## start Quoted text
You are currently viewing 10 of the Best Things to Do in SIngapore | Travel

If there was ever a nation that was going to meet its vision of becoming a City in a Garden, it was Singapore. Living in the UAE, I have often heard people say that Singapore is ‘just a smaller version of Dubai’, but I would have to whole-heartedly disagree.

The island nation of Singapore is a mashup of long-standing cultural quarters, cuisines and architectural creativity that has seen it forge eco-friendly skyscrapers and put environmentalism at the forefront of its quest to set a global example for sustainable urbanism. It has transformed itself from a developing city into an environmentally innovative powerhouse, and it’s certainly worth a stop-off for a quick city break while you’re in Asia. Here are 10 top things to do in Singapore to get you started:

F1 Grand Prix on a Street Circuit

Okay, okay, I know this only happens once per year and it certainly isn’t cheap, but if you can get your hands on tickets to the Singapore Grand Prix then plan your trip around the race weekend. How this island nation can set up a street circuit smack-bang in the middle of the city, with serious festival vibes, and still function, blows my mind. What a location and what a way to gear-up for some post-race parties and non-stop music under the city’s skyline.
## end Quoted text
## start Information supplied
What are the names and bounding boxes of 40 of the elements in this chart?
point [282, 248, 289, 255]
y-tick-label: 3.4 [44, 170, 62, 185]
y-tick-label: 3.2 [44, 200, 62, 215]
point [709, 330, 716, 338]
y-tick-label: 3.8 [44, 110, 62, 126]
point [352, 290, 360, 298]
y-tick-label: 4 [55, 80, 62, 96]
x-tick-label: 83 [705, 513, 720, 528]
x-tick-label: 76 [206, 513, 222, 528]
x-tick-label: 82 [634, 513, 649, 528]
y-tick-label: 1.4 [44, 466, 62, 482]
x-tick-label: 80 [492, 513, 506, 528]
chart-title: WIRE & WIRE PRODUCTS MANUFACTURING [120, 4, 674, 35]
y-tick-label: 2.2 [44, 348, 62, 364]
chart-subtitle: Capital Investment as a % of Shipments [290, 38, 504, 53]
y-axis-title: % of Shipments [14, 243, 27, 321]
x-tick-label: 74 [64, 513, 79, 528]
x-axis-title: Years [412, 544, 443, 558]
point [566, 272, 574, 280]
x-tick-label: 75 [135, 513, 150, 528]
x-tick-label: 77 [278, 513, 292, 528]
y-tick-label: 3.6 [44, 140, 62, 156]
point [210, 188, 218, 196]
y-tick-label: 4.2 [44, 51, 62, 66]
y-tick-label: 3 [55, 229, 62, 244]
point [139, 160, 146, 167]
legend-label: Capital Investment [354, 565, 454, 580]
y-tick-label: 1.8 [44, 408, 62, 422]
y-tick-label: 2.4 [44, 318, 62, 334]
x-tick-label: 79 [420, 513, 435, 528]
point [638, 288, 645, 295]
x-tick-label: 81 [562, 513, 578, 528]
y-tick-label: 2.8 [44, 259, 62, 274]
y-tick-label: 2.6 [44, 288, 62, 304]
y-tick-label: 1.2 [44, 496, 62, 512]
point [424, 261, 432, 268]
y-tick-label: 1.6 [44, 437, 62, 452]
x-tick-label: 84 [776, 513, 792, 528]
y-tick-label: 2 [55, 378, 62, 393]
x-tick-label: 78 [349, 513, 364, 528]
## end Information supplied
*Directives*:
(a) Translate this sentence from the Singapore travel text into French: "If there was ever a nation that was going to meet its vision of becoming a City in a Garden, it was Singapore."
(b) Reproduce everything in the Singapore travel text from "If there was" down to "to whole-heartedly disagree.", substituting "Abu Dhabi" for "Dubai".
(c) Continue the Singapore travel text from where it stops.

*Task-by-task outputs*:
(a) S'il existait une nation destinée à réaliser sa vision de devenir une ville dans un jardin, c'était bien Singapour.

(b)
If there was ever a nation that was going to meet its vision of becoming a City in a Garden, it was Singapore. Living in the UAE, I have often heard people say that Singapore is ‘just a smaller version of Abu Dhabi’, but I would have to whole-heartedly disagree.

(c)
Jewel Changi Airport

In the past, if I had read an article that listed an airport as a ‘top thing to do’, I would have questioned visiting that city in the first place, but believe me when I tell you that Singapore’s new airport terminal is a destination within itself. I won’t dwell on it because I have already curated a guide to the Jewel Changi Airport Terminal that gives you a glimpse into all the insane things you can find at Singapore’s airport, but make sure you allocate a bit of time to enjoy it after you’ve dropped your bags off at check-in.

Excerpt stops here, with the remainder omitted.